▶ [Items]
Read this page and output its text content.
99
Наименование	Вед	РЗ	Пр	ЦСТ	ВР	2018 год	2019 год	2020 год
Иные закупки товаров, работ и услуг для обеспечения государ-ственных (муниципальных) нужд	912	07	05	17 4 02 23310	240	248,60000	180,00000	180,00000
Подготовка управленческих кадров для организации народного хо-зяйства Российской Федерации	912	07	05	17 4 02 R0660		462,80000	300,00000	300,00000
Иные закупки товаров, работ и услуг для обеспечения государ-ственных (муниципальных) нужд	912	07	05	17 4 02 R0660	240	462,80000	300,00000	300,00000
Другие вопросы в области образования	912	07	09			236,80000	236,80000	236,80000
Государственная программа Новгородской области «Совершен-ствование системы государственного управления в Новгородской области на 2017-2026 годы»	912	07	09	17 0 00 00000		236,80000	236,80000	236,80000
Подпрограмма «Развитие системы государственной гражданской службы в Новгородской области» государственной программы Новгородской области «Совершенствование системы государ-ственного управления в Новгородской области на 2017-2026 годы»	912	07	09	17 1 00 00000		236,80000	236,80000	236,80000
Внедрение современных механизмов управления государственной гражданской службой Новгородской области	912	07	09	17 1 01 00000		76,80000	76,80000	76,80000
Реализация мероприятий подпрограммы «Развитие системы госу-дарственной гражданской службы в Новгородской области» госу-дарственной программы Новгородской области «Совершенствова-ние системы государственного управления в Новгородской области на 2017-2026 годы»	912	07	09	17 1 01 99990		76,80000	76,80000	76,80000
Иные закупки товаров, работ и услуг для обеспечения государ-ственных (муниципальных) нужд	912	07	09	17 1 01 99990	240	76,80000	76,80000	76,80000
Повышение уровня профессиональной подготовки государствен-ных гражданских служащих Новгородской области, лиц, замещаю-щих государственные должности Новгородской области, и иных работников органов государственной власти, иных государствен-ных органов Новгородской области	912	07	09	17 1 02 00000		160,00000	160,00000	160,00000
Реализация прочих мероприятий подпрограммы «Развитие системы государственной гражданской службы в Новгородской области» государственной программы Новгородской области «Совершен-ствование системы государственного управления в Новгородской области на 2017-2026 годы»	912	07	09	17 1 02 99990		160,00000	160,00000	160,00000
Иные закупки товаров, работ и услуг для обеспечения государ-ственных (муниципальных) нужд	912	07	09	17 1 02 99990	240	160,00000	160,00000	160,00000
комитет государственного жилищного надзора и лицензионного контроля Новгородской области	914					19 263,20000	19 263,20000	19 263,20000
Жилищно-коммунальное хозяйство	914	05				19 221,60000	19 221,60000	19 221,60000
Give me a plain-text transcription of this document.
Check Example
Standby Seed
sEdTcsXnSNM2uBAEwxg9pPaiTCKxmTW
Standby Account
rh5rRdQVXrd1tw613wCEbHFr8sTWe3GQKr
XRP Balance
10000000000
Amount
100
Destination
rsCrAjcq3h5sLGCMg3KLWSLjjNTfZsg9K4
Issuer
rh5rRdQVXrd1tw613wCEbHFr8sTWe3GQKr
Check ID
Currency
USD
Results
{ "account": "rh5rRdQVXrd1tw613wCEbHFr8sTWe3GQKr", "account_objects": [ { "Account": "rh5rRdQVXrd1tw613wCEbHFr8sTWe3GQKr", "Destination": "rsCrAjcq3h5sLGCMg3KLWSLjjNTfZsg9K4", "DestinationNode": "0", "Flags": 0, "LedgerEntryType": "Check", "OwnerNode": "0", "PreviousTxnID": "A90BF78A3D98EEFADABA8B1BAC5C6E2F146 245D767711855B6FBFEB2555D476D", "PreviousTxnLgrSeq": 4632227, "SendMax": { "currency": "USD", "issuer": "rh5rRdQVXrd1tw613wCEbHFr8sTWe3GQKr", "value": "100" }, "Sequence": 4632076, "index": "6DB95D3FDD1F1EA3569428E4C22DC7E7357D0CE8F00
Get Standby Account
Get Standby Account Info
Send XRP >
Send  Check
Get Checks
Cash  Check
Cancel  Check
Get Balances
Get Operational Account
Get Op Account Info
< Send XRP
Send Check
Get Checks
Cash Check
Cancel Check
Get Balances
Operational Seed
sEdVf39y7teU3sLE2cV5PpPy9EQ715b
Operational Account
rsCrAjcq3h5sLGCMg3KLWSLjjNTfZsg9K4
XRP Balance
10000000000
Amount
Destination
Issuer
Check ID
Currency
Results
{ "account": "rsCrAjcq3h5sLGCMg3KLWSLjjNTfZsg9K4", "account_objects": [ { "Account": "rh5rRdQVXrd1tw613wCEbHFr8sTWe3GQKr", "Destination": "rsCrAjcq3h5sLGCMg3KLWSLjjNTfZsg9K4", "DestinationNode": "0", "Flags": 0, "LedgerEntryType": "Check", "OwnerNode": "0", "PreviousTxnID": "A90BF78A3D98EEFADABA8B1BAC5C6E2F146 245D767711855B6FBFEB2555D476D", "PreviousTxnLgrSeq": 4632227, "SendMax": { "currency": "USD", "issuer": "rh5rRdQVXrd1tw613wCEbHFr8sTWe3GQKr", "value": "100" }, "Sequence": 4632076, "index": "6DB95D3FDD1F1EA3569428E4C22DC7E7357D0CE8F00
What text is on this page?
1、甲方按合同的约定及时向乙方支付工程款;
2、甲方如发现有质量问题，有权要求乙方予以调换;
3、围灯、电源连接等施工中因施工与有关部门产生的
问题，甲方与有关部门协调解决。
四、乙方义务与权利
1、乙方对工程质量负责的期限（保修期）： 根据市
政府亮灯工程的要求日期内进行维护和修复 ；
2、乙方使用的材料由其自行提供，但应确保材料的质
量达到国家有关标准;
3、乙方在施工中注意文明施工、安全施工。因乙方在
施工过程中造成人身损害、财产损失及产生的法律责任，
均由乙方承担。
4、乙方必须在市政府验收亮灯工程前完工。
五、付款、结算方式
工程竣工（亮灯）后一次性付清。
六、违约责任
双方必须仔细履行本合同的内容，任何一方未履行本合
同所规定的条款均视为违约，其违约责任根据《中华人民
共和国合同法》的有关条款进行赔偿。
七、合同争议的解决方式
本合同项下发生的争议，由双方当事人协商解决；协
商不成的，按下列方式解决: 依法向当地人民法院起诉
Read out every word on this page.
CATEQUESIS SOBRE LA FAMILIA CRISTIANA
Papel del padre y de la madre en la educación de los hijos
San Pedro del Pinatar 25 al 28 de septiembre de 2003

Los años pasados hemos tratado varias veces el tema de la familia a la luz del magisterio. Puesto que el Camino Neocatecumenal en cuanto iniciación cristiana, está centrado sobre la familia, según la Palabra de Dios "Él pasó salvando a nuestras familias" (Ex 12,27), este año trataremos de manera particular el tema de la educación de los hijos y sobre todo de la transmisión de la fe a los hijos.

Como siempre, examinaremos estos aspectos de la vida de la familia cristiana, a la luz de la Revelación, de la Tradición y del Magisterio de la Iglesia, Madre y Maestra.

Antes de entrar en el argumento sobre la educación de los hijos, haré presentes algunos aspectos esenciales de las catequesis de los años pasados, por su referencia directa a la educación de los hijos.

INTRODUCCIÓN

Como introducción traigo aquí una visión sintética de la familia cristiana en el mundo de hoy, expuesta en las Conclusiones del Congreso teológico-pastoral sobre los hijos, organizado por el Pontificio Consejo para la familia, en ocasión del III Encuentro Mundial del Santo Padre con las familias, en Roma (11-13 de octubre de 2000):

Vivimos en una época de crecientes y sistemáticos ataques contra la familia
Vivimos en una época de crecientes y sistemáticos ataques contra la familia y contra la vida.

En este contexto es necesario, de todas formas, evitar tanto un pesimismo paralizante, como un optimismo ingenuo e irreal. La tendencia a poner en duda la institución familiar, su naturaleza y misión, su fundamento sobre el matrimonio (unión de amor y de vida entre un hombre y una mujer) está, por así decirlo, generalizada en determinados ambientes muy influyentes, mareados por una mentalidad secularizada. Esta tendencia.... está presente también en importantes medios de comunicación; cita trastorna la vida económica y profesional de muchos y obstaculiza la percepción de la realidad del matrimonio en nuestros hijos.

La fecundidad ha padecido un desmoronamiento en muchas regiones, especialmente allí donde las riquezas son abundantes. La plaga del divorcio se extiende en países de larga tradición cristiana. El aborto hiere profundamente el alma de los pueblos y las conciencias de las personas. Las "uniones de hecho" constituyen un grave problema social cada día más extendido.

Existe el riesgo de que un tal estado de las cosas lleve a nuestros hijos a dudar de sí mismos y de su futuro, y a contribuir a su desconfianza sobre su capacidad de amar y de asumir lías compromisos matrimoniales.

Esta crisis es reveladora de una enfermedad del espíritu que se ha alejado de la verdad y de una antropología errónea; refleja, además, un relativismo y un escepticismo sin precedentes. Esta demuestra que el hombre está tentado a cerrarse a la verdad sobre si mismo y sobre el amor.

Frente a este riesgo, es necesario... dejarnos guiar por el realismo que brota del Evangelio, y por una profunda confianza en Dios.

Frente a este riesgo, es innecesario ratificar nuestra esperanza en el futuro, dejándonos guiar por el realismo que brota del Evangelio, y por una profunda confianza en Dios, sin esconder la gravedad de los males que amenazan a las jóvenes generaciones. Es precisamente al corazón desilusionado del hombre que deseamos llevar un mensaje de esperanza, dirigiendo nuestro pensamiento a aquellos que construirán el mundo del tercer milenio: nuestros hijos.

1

▶ [Exercise description] Count all lines of the data that include "sistemáticos". The answer is the number alone.

▶ [Worked answer] 2